[START OF Materials provided]

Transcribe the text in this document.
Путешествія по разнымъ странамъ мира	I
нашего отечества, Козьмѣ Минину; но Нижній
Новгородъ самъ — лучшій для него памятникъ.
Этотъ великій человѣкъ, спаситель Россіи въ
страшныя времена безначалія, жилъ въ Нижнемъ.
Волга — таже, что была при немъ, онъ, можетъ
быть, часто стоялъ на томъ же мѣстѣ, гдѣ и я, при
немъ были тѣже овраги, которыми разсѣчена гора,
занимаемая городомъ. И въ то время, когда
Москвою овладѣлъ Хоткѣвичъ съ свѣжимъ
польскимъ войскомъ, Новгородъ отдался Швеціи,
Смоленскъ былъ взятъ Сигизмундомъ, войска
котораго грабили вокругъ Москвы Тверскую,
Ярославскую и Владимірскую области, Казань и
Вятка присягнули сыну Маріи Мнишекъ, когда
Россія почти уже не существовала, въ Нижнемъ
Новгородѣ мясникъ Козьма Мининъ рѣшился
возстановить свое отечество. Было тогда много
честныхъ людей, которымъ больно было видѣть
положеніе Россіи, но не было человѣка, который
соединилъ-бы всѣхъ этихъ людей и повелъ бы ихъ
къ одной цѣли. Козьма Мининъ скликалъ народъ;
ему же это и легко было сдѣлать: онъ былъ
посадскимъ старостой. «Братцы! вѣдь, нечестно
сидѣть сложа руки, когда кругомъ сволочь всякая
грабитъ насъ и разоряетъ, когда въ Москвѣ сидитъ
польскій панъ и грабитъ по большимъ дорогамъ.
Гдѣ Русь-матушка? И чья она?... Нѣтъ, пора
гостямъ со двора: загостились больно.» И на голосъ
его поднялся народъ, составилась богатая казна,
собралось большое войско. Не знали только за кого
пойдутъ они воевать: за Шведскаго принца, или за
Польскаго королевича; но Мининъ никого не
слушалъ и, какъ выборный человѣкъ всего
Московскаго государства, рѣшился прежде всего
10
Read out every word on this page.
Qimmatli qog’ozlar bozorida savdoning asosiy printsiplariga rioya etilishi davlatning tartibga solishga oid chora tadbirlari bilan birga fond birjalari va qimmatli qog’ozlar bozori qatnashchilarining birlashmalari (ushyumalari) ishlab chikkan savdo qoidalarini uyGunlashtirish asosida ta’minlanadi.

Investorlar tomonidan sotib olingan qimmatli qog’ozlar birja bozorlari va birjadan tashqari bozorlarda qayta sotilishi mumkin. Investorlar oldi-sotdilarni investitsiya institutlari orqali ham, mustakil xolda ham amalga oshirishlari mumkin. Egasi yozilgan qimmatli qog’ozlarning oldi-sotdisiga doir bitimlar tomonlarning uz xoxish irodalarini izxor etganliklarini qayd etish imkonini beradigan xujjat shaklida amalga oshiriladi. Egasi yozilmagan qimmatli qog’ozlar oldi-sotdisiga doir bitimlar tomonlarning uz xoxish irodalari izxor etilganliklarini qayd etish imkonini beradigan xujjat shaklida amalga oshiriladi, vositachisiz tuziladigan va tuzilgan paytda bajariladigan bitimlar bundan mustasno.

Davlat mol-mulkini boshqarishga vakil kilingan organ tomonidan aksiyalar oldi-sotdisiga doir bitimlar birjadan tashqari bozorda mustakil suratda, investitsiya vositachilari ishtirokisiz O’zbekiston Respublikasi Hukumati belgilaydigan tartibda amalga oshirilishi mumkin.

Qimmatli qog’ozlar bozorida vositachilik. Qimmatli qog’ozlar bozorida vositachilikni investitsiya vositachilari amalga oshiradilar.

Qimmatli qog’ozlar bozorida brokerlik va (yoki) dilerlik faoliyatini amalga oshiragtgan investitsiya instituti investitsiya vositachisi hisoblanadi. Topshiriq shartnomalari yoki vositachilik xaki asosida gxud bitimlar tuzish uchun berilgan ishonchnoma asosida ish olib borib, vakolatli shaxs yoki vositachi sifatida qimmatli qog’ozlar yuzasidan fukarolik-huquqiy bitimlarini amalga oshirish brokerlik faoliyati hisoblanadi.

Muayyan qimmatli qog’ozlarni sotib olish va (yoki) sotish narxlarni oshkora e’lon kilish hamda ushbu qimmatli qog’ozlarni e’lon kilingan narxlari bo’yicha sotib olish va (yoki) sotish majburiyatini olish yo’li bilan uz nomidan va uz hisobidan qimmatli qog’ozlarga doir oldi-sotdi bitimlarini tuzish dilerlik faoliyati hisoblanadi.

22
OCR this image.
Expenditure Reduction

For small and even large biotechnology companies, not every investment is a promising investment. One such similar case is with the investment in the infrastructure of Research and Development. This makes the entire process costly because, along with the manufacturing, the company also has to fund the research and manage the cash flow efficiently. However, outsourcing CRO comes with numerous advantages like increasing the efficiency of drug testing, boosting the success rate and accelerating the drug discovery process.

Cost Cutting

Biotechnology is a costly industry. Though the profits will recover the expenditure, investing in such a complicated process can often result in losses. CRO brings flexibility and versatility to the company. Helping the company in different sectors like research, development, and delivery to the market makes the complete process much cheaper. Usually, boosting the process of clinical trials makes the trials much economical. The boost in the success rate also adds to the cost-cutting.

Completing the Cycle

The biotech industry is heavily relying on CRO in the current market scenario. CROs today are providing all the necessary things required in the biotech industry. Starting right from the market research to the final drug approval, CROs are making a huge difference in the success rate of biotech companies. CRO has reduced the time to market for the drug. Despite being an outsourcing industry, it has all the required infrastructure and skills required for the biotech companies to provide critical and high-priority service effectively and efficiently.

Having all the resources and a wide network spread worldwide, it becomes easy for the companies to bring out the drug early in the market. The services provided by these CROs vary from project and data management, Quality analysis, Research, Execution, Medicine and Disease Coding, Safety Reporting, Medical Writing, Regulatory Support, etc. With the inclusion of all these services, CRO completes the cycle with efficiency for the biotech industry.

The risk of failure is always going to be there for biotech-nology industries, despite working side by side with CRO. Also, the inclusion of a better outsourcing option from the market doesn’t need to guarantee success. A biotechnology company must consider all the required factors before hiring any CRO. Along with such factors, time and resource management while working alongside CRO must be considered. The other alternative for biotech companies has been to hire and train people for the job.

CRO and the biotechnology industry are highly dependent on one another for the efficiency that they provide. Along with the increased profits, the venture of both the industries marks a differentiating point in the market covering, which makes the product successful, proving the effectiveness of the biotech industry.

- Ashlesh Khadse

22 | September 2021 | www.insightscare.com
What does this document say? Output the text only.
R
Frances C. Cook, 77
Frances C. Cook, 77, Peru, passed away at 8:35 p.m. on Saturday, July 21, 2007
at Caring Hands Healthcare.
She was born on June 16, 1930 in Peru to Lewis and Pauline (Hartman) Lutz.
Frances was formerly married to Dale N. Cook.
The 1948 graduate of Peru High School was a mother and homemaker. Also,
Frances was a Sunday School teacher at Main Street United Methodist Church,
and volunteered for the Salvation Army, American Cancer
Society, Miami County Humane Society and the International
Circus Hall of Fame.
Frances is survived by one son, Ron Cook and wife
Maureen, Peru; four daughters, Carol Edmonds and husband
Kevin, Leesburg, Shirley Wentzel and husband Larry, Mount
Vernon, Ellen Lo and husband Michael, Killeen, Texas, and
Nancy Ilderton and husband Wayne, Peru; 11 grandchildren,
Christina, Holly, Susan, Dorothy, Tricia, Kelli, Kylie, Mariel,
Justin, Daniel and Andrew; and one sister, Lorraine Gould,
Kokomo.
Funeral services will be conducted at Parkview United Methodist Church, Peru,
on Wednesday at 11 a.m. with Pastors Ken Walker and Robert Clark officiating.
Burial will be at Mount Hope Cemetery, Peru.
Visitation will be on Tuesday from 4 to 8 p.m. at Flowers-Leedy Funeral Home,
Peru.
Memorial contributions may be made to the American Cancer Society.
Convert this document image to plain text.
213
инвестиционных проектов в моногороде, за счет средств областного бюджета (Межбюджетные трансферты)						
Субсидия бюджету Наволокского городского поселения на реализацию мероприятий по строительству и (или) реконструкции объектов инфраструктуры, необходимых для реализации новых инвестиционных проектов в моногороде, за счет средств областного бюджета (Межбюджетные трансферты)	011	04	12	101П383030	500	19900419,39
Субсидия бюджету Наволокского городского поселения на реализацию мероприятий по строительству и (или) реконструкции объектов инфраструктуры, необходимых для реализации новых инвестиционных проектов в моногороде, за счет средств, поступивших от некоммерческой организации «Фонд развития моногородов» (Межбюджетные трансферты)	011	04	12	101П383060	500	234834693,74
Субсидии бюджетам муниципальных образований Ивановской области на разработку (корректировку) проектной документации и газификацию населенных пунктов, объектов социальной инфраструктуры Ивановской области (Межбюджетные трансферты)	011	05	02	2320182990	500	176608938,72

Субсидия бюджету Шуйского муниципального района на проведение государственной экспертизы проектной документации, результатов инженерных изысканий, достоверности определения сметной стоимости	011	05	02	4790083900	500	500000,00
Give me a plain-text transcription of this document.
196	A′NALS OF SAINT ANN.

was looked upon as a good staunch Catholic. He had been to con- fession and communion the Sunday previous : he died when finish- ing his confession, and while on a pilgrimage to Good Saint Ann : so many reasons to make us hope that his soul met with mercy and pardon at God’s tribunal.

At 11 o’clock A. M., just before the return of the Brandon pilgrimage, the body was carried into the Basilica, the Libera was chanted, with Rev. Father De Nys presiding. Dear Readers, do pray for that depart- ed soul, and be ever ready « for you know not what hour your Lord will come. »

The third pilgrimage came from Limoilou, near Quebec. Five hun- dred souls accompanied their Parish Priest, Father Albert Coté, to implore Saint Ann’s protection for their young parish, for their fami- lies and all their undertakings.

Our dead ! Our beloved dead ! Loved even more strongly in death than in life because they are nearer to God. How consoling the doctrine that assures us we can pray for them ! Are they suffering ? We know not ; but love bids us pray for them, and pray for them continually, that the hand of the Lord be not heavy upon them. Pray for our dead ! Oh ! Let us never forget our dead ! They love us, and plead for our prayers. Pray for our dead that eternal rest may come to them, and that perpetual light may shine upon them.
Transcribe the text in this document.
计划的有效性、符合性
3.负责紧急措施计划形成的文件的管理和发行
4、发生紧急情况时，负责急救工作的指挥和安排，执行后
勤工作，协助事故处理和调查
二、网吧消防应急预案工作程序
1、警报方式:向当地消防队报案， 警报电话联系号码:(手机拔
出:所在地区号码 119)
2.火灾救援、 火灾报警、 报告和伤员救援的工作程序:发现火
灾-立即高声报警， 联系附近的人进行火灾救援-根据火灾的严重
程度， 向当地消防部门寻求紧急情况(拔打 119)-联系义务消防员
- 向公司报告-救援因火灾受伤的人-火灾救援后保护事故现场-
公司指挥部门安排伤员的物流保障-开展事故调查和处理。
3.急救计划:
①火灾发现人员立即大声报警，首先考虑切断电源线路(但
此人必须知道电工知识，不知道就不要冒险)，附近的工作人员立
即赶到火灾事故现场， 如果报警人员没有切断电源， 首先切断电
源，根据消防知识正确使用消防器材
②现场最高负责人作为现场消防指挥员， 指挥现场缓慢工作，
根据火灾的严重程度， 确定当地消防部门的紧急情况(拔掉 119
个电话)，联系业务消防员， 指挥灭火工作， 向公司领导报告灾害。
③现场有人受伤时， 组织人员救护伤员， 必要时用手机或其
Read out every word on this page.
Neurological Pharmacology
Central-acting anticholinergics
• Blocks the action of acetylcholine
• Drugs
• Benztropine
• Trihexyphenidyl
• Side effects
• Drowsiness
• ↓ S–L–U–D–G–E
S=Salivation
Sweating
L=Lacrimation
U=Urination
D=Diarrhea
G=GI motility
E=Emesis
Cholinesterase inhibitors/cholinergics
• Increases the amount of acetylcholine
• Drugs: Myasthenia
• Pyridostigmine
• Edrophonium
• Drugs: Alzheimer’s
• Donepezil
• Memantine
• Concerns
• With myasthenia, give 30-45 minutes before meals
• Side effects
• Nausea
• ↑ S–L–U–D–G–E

[END OF Materials provided]

Task brief:
Go through the records above, find every line with the word "text", and list those lines.

Reply:
Transcribe the text in this document.
What does this document say? Output the text only.
Convert this document image to plain text.
Give me a plain-text transcription of this document.
Transcribe the text in this document.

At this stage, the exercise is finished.